**Problem description**
Please print all of the material below, word for word.

___ Material for this exercise ___

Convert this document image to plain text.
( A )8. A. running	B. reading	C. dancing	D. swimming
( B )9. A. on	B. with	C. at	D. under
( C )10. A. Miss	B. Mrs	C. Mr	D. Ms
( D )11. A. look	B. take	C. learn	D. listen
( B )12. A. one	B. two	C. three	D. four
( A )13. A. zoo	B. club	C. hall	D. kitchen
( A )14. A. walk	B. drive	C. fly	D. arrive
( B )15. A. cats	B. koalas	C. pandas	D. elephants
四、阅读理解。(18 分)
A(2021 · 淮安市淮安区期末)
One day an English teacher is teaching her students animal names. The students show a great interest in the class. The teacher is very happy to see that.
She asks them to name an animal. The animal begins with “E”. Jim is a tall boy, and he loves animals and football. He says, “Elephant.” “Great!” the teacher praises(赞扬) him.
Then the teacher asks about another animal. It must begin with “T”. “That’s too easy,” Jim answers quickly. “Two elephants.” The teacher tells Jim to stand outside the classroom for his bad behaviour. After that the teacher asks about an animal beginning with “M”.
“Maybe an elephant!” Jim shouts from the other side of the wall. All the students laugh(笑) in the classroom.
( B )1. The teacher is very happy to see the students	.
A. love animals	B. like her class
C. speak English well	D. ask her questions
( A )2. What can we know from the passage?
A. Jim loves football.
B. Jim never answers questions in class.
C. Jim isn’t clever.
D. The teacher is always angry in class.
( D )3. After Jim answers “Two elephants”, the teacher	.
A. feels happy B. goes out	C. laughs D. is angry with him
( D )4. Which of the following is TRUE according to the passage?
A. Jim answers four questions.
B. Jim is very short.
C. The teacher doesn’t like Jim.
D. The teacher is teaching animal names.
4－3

___

**Complete answer**
Convert this document image to plain text.
( A )8. A. running	B. reading	C. dancing	D. swimming
( B )9. A. on	B. with	C. at	D. under
( C )10. A. Miss	B. Mrs	C. Mr	D. Ms
( D )11. A. look	B. take	C. learn	D. listen
( B )12. A. one	B. two	C. three	D. four
( A )13. A. zoo	B. club	C. hall	D. kitchen
( A )14. A. walk	B. drive	C. fly	D. arrive
( B )15. A. cats	B. koalas	C. pandas	D. elephants
四、阅读理解。(18 分)
A(2021 · 淮安市淮安区期末)
One day an English teacher is teaching her students animal names. The students show a great interest in the class. The teacher is very happy to see that.
She asks them to name an animal. The animal begins with “E”. Jim is a tall boy, and he loves animals and football. He says, “Elephant.” “Great!” the teacher praises(赞扬) him.
Then the teacher asks about another animal. It must begin with “T”. “That’s too easy,” Jim answers quickly. “Two elephants.” The teacher tells Jim to stand outside the classroom for his bad behaviour. After that the teacher asks about an animal beginning with “M”.
“Maybe an elephant!” Jim shouts from the other side of the wall. All the students laugh(笑) in the classroom.
( B )1. The teacher is very happy to see the students	.
A. love animals	B. like her class
C. speak English well	D. ask her questions
( A )2. What can we know from the passage?
A. Jim loves football.
B. Jim never answers questions in class.
C. Jim isn’t clever.
D. The teacher is always angry in class.
( D )3. After Jim answers “Two elephants”, the teacher	.
A. feels happy B. goes out	C. laughs D. is angry with him
( D )4. Which of the following is TRUE according to the passage?
A. Jim answers four questions.
B. Jim is very short.
C. The teacher doesn’t like Jim.
D. The teacher is teaching animal names.
4－3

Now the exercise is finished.